>> begin Data for processing

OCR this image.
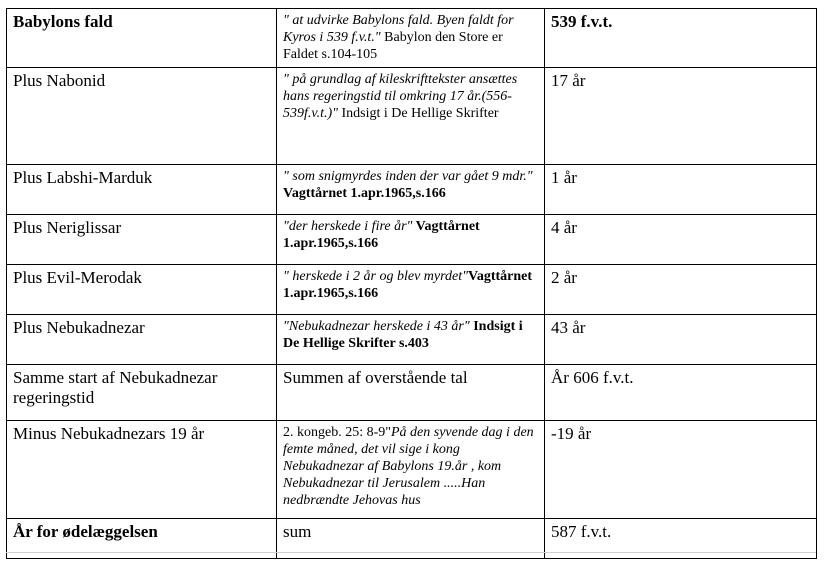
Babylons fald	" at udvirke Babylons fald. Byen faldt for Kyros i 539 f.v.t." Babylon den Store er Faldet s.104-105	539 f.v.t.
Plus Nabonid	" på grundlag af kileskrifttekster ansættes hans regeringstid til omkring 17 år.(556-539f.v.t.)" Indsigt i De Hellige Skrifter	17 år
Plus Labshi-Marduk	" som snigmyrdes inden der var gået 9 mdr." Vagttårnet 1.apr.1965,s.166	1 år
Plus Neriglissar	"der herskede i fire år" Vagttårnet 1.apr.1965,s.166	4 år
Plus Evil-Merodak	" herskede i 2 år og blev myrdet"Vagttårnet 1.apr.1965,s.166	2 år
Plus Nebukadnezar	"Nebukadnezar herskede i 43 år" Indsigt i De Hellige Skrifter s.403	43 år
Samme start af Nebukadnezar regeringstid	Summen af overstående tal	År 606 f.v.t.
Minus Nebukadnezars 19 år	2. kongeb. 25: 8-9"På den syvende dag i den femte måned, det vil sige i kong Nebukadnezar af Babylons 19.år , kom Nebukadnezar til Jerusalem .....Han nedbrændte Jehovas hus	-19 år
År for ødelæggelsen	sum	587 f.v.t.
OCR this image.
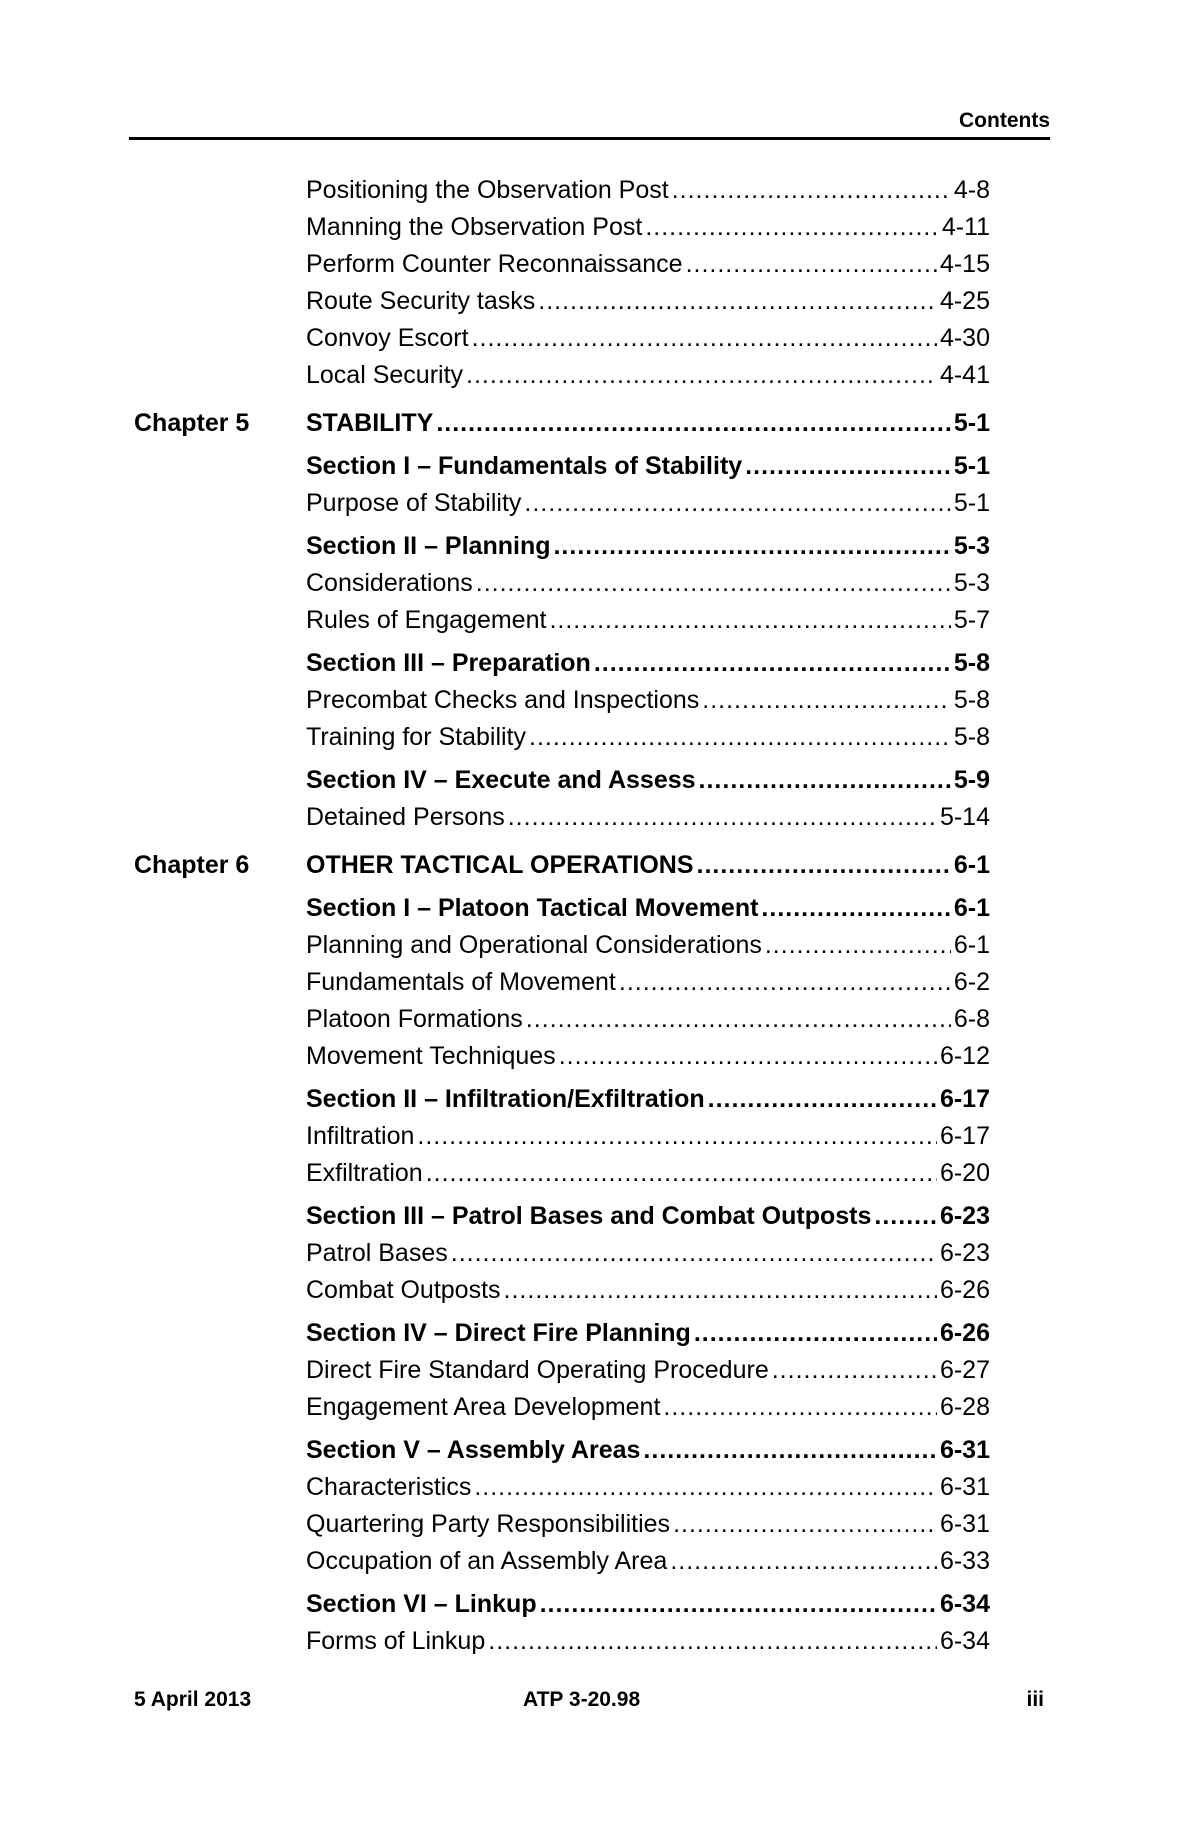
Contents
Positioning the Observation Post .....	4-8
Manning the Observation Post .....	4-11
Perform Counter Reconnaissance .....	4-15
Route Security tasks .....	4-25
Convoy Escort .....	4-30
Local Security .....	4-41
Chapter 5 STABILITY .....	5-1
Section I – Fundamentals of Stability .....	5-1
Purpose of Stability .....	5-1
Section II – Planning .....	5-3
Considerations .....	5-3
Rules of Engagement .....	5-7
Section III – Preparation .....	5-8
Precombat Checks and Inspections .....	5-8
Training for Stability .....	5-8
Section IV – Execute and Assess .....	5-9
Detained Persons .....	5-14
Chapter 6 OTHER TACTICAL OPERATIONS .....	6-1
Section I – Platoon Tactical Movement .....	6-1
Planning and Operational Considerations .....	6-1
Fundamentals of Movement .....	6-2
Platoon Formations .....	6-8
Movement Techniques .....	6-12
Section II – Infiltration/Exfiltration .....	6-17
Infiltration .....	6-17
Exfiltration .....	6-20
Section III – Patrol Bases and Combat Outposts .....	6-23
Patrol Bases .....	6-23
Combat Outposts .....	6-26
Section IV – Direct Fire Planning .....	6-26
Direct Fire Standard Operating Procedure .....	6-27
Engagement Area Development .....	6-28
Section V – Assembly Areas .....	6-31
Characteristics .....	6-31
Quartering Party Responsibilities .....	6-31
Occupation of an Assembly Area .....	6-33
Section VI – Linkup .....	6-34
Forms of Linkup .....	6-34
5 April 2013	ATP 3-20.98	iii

>> end Data for processing

### Exercise instructions
Show the lines of the material that contain the word "herskede".

### Expected answer
Plus Neriglissar	"der herskede i fire år" Vagttårnet 1.apr.1965,s.166	4 år
Plus Evil-Merodak	" herskede i 2 år og blev myrdet"Vagttårnet 1.apr.1965,s.166	2 år
Plus Nebukadnezar	"Nebukadnezar herskede i 43 år" Indsigt i De Hellige Skrifter s.403	43 år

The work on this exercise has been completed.